# Start of Extracted material

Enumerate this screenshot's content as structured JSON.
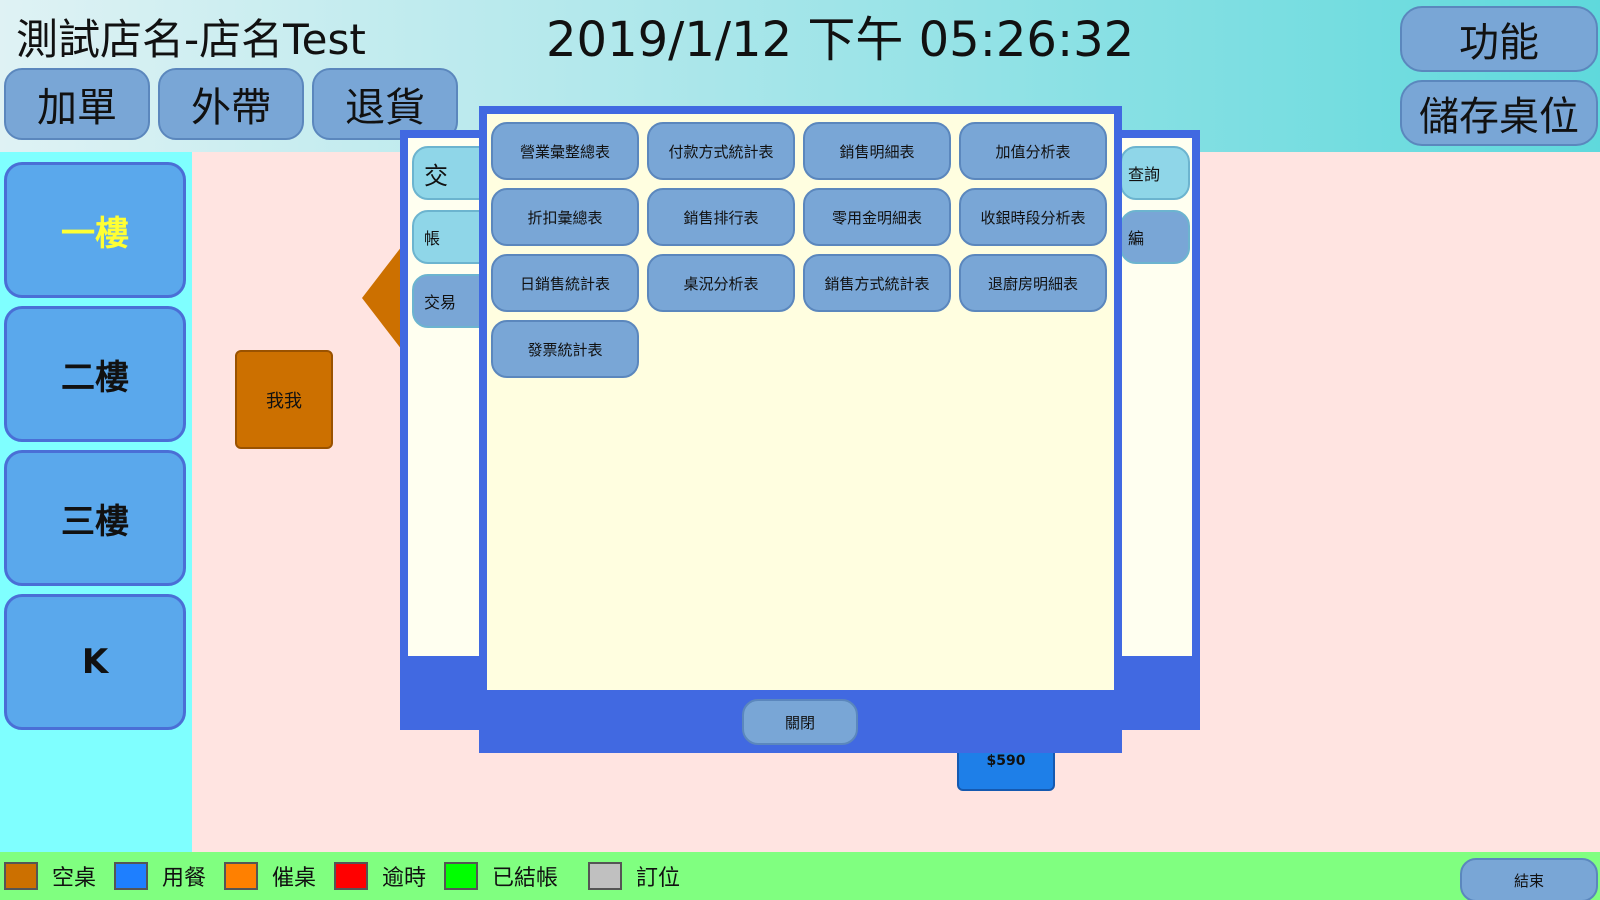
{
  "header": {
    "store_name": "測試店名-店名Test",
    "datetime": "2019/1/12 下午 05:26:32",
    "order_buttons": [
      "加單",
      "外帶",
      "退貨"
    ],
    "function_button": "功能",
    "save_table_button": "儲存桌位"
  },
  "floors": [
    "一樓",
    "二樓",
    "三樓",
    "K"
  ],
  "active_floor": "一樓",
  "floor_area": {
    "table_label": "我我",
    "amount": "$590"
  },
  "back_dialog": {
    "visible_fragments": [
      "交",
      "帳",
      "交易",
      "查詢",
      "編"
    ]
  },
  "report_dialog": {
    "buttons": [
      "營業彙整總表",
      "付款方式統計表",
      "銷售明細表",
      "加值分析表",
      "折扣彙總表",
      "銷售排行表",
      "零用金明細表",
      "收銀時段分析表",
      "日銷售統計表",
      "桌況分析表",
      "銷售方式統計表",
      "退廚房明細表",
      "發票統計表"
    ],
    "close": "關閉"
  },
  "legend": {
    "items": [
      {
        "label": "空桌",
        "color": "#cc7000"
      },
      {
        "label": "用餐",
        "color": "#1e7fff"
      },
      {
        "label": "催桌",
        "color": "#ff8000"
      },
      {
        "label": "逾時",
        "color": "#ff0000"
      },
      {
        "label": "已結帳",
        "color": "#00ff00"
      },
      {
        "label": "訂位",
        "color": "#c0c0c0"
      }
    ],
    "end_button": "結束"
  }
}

# End of Extracted material

Copy the data exactly. Any picture it contains is to be omitted.

Enumerate this screenshot's content as structured JSON.
{
  "header": {
    "store_name": "測試店名-店名Test",
    "datetime": "2019/1/12 下午 05:26:32",
    "order_buttons": [
      "加單",
      "外帶",
      "退貨"
    ],
    "function_button": "功能",
    "save_table_button": "儲存桌位"
  },
  "floors": [
    "一樓",
    "二樓",
    "三樓",
    "K"
  ],
  "active_floor": "一樓",
  "floor_area": {
    "table_label": "我我",
    "amount": "$590"
  },
  "back_dialog": {
    "visible_fragments": [
      "交",
      "帳",
      "交易",
      "查詢",
      "編"
    ]
  },
  "report_dialog": {
    "buttons": [
      "營業彙整總表",
      "付款方式統計表",
      "銷售明細表",
      "加值分析表",
      "折扣彙總表",
      "銷售排行表",
      "零用金明細表",
      "收銀時段分析表",
      "日銷售統計表",
      "桌況分析表",
      "銷售方式統計表",
      "退廚房明細表",
      "發票統計表"
    ],
    "close": "關閉"
  },
  "legend": {
    "items": [
      {
        "label": "空桌",
        "color": "#cc7000"
      },
      {
        "label": "用餐",
        "color": "#1e7fff"
      },
      {
        "label": "催桌",
        "color": "#ff8000"
      },
      {
        "label": "逾時",
        "color": "#ff0000"
      },
      {
        "label": "已結帳",
        "color": "#00ff00"
      },
      {
        "label": "訂位",
        "color": "#c0c0c0"
      }
    ],
    "end_button": "結束"
  }
}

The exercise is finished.